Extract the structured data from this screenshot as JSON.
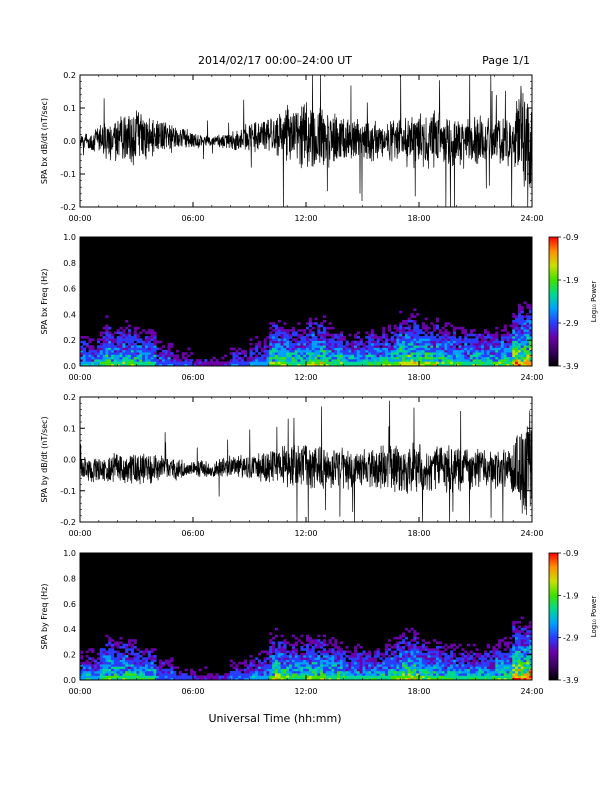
{
  "header": {
    "title": "2014/02/17  00:00–24:00 UT",
    "page": "Page 1/1"
  },
  "footer": {
    "xlabel": "Universal Time (hh:mm)"
  },
  "colors": {
    "trace": "#000000",
    "spec_background": "#000000",
    "colormap": [
      "#000000",
      "#3a0060",
      "#6a00a8",
      "#2a3cff",
      "#00a0ff",
      "#00d890",
      "#40e000",
      "#c8e000",
      "#ff9000",
      "#ff0000"
    ]
  },
  "chart_data": [
    {
      "type": "line",
      "title": "",
      "ylabel": "SPA bx dB/dt (nT/sec)",
      "xlabel": "",
      "xlim": [
        0,
        24
      ],
      "ylim": [
        -0.2,
        0.2
      ],
      "yticks": [
        -0.2,
        -0.1,
        0.0,
        0.1,
        0.2
      ],
      "ytick_labels": [
        "-0.2",
        "-0.1",
        "0.0",
        "0.1",
        "0.2"
      ],
      "xticks": [
        0,
        6,
        12,
        18,
        24
      ],
      "xtick_labels": [
        "00:00",
        "06:00",
        "12:00",
        "18:00",
        "24:00"
      ],
      "series": [
        {
          "x": [
            0,
            1,
            2,
            3,
            4,
            5,
            6,
            7,
            8,
            9,
            10,
            11,
            12,
            13,
            14,
            15,
            16,
            17,
            18,
            19,
            20,
            21,
            22,
            23,
            23.5,
            24
          ],
          "values": [
            0.0,
            0.0,
            0.01,
            0.01,
            0.01,
            0.01,
            0.0,
            0.0,
            0.0,
            0.01,
            0.02,
            0.02,
            0.02,
            0.01,
            0.01,
            0.0,
            0.0,
            0.0,
            0.0,
            0.0,
            0.0,
            0.0,
            0.0,
            0.0,
            0.0,
            0.0
          ],
          "envelope": [
            0.02,
            0.05,
            0.08,
            0.09,
            0.06,
            0.05,
            0.03,
            0.02,
            0.03,
            0.05,
            0.07,
            0.09,
            0.11,
            0.1,
            0.08,
            0.07,
            0.07,
            0.08,
            0.09,
            0.1,
            0.09,
            0.08,
            0.08,
            0.09,
            0.2,
            0.2
          ]
        }
      ]
    },
    {
      "type": "heatmap",
      "title": "",
      "ylabel": "SPA bx Freq (Hz)",
      "xlim": [
        0,
        24
      ],
      "ylim": [
        0,
        1.0
      ],
      "yticks": [
        0.0,
        0.2,
        0.4,
        0.6,
        0.8,
        1.0
      ],
      "ytick_labels": [
        "0.0",
        "0.2",
        "0.4",
        "0.6",
        "0.8",
        "1.0"
      ],
      "xticks": [
        0,
        6,
        12,
        18,
        24
      ],
      "xtick_labels": [
        "00:00",
        "06:00",
        "12:00",
        "18:00",
        "24:00"
      ],
      "colorbar": {
        "label": "Log₁₀ Power",
        "range": [
          -3.9,
          -0.9
        ],
        "ticks": [
          -3.9,
          -2.9,
          -1.9,
          -0.9
        ],
        "tick_labels": [
          "-3.9",
          "-2.9",
          "-1.9",
          "-0.9"
        ]
      },
      "hour_activity": [
        0.55,
        0.6,
        0.7,
        0.65,
        0.45,
        0.35,
        0.3,
        0.3,
        0.4,
        0.5,
        0.75,
        0.7,
        0.8,
        0.7,
        0.6,
        0.6,
        0.7,
        0.85,
        0.75,
        0.7,
        0.65,
        0.65,
        0.7,
        0.95
      ],
      "features": [
        {
          "t": 1.5,
          "level": 0.8
        },
        {
          "t": 2.2,
          "level": 0.7
        },
        {
          "t": 10.5,
          "level": 0.8
        },
        {
          "t": 15.5,
          "level": 0.7
        },
        {
          "t": 17.0,
          "level": 0.8
        },
        {
          "t": 23.9,
          "level": 1.0
        }
      ]
    },
    {
      "type": "line",
      "title": "",
      "ylabel": "SPA by dB/dt (nT/sec)",
      "xlabel": "",
      "xlim": [
        0,
        24
      ],
      "ylim": [
        -0.2,
        0.2
      ],
      "yticks": [
        -0.2,
        -0.1,
        0.0,
        0.1,
        0.2
      ],
      "ytick_labels": [
        "-0.2",
        "-0.1",
        "0.0",
        "0.1",
        "0.2"
      ],
      "xticks": [
        0,
        6,
        12,
        18,
        24
      ],
      "xtick_labels": [
        "00:00",
        "06:00",
        "12:00",
        "18:00",
        "24:00"
      ],
      "series": [
        {
          "x": [
            0,
            1,
            2,
            3,
            4,
            5,
            6,
            7,
            8,
            9,
            10,
            11,
            12,
            13,
            14,
            15,
            16,
            17,
            18,
            19,
            20,
            21,
            22,
            23,
            23.5,
            24
          ],
          "values": [
            -0.03,
            -0.03,
            -0.03,
            -0.03,
            -0.03,
            -0.03,
            -0.03,
            -0.03,
            -0.02,
            -0.02,
            -0.02,
            -0.02,
            -0.02,
            -0.02,
            -0.03,
            -0.03,
            -0.03,
            -0.03,
            -0.03,
            -0.03,
            -0.03,
            -0.03,
            -0.03,
            -0.03,
            -0.03,
            0.0
          ],
          "envelope": [
            0.04,
            0.05,
            0.06,
            0.06,
            0.05,
            0.04,
            0.03,
            0.03,
            0.04,
            0.05,
            0.06,
            0.07,
            0.08,
            0.08,
            0.07,
            0.07,
            0.08,
            0.09,
            0.09,
            0.09,
            0.08,
            0.07,
            0.07,
            0.09,
            0.2,
            0.2
          ]
        }
      ]
    },
    {
      "type": "heatmap",
      "title": "",
      "ylabel": "SPA by Freq (Hz)",
      "xlim": [
        0,
        24
      ],
      "ylim": [
        0,
        1.0
      ],
      "yticks": [
        0.0,
        0.2,
        0.4,
        0.6,
        0.8,
        1.0
      ],
      "ytick_labels": [
        "0.0",
        "0.2",
        "0.4",
        "0.6",
        "0.8",
        "1.0"
      ],
      "xticks": [
        0,
        6,
        12,
        18,
        24
      ],
      "xtick_labels": [
        "00:00",
        "06:00",
        "12:00",
        "18:00",
        "24:00"
      ],
      "colorbar": {
        "label": "Log₁₀ Power",
        "range": [
          -3.9,
          -0.9
        ],
        "ticks": [
          -3.9,
          -2.9,
          -1.9,
          -0.9
        ],
        "tick_labels": [
          "-3.9",
          "-2.9",
          "-1.9",
          "-0.9"
        ]
      },
      "hour_activity": [
        0.55,
        0.65,
        0.7,
        0.6,
        0.45,
        0.35,
        0.3,
        0.3,
        0.4,
        0.5,
        0.75,
        0.7,
        0.75,
        0.7,
        0.6,
        0.6,
        0.65,
        0.8,
        0.7,
        0.65,
        0.6,
        0.6,
        0.7,
        0.95
      ],
      "features": [
        {
          "t": 1.5,
          "level": 0.8
        },
        {
          "t": 2.2,
          "level": 0.7
        },
        {
          "t": 10.5,
          "level": 0.8
        },
        {
          "t": 15.5,
          "level": 0.6
        },
        {
          "t": 17.0,
          "level": 0.8
        },
        {
          "t": 23.9,
          "level": 1.0
        }
      ]
    }
  ]
}
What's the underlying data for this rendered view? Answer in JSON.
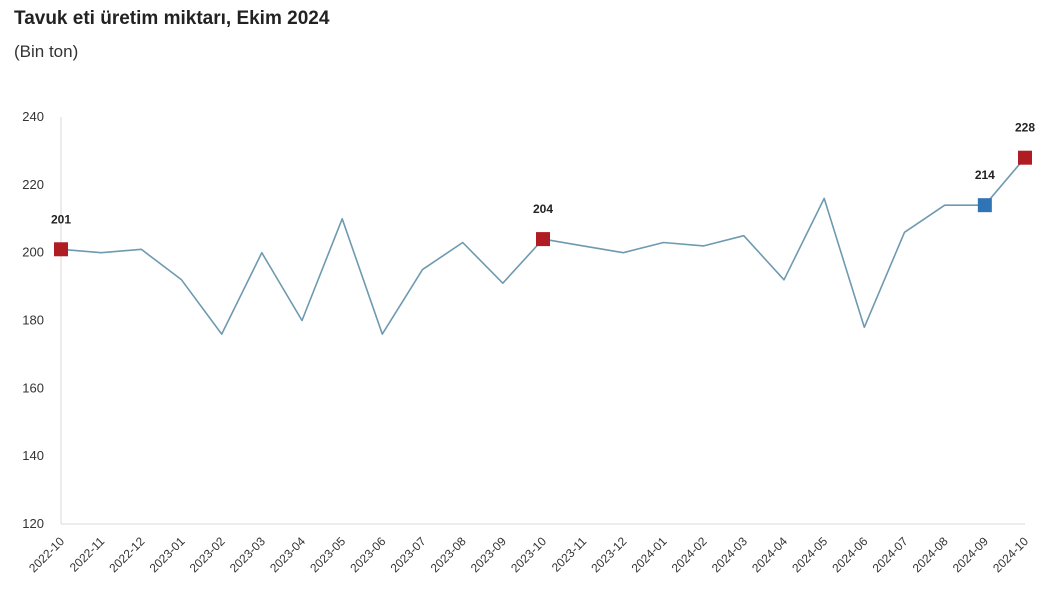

- TASK -
Count all lines of the data that include "ylabel". The answer is the number alone.

- RESULT BELOW -
4